## Begin Supplied entries
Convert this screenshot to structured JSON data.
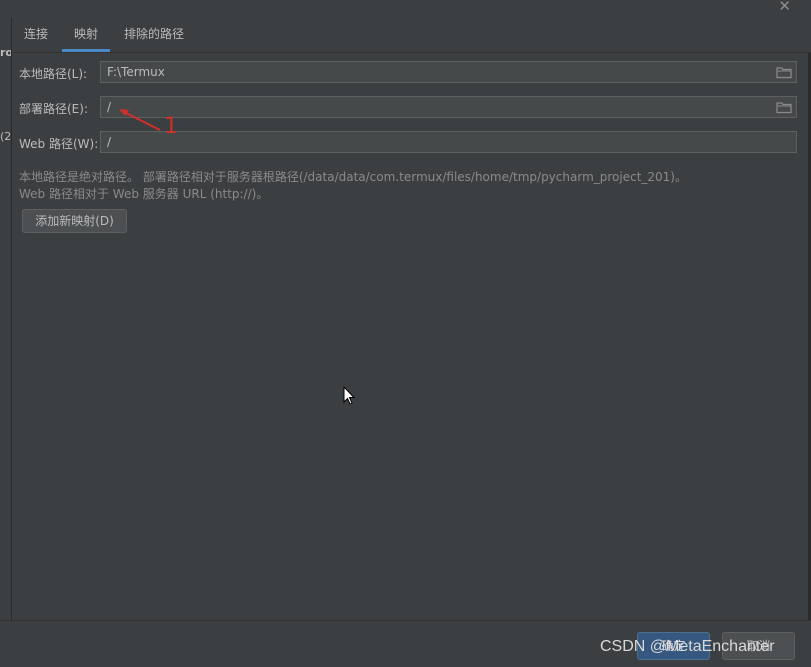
{
  "window": {
    "close_glyph": "✕"
  },
  "left_strip": {
    "top_text": "ro",
    "mid_text": "(2"
  },
  "tabs": [
    {
      "label": "连接",
      "active": false
    },
    {
      "label": "映射",
      "active": true
    },
    {
      "label": "排除的路径",
      "active": false
    }
  ],
  "form": {
    "local_path": {
      "label": "本地路径(L):",
      "value": "F:\\Termux",
      "icon": "folder-icon"
    },
    "deploy_path": {
      "label": "部署路径(E):",
      "value": "/",
      "icon": "folder-icon"
    },
    "web_path": {
      "label": "Web 路径(W):",
      "value": "/"
    }
  },
  "hints": {
    "line1": "本地路径是绝对路径。 部署路径相对于服务器根路径(/data/data/com.termux/files/home/tmp/pycharm_project_201)。",
    "line2": "Web 路径相对于 Web 服务器 URL (http://)。"
  },
  "add_mapping_label": "添加新映射(D)",
  "annotation": {
    "number": "1",
    "color": "#d0302a"
  },
  "footer": {
    "ok_label": "确定",
    "cancel_label": "取消"
  },
  "watermark": "CSDN @MetaEnchanter",
  "colors": {
    "accent": "#4a88c7",
    "background": "#3c3f41",
    "field": "#45494a"
  }
}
## End Supplied entries
Write out each entry exactly as given, but skip the pictures.

Convert this screenshot to structured JSON data.
{
  "window": {
    "close_glyph": "✕"
  },
  "left_strip": {
    "top_text": "ro",
    "mid_text": "(2"
  },
  "tabs": [
    {
      "label": "连接",
      "active": false
    },
    {
      "label": "映射",
      "active": true
    },
    {
      "label": "排除的路径",
      "active": false
    }
  ],
  "form": {
    "local_path": {
      "label": "本地路径(L):",
      "value": "F:\\Termux",
      "icon": "folder-icon"
    },
    "deploy_path": {
      "label": "部署路径(E):",
      "value": "/",
      "icon": "folder-icon"
    },
    "web_path": {
      "label": "Web 路径(W):",
      "value": "/"
    }
  },
  "hints": {
    "line1": "本地路径是绝对路径。 部署路径相对于服务器根路径(/data/data/com.termux/files/home/tmp/pycharm_project_201)。",
    "line2": "Web 路径相对于 Web 服务器 URL (http://)。"
  },
  "add_mapping_label": "添加新映射(D)",
  "annotation": {
    "number": "1",
    "color": "#d0302a"
  },
  "footer": {
    "ok_label": "确定",
    "cancel_label": "取消"
  },
  "watermark": "CSDN @MetaEnchanter",
  "colors": {
    "accent": "#4a88c7",
    "background": "#3c3f41",
    "field": "#45494a"
  }
}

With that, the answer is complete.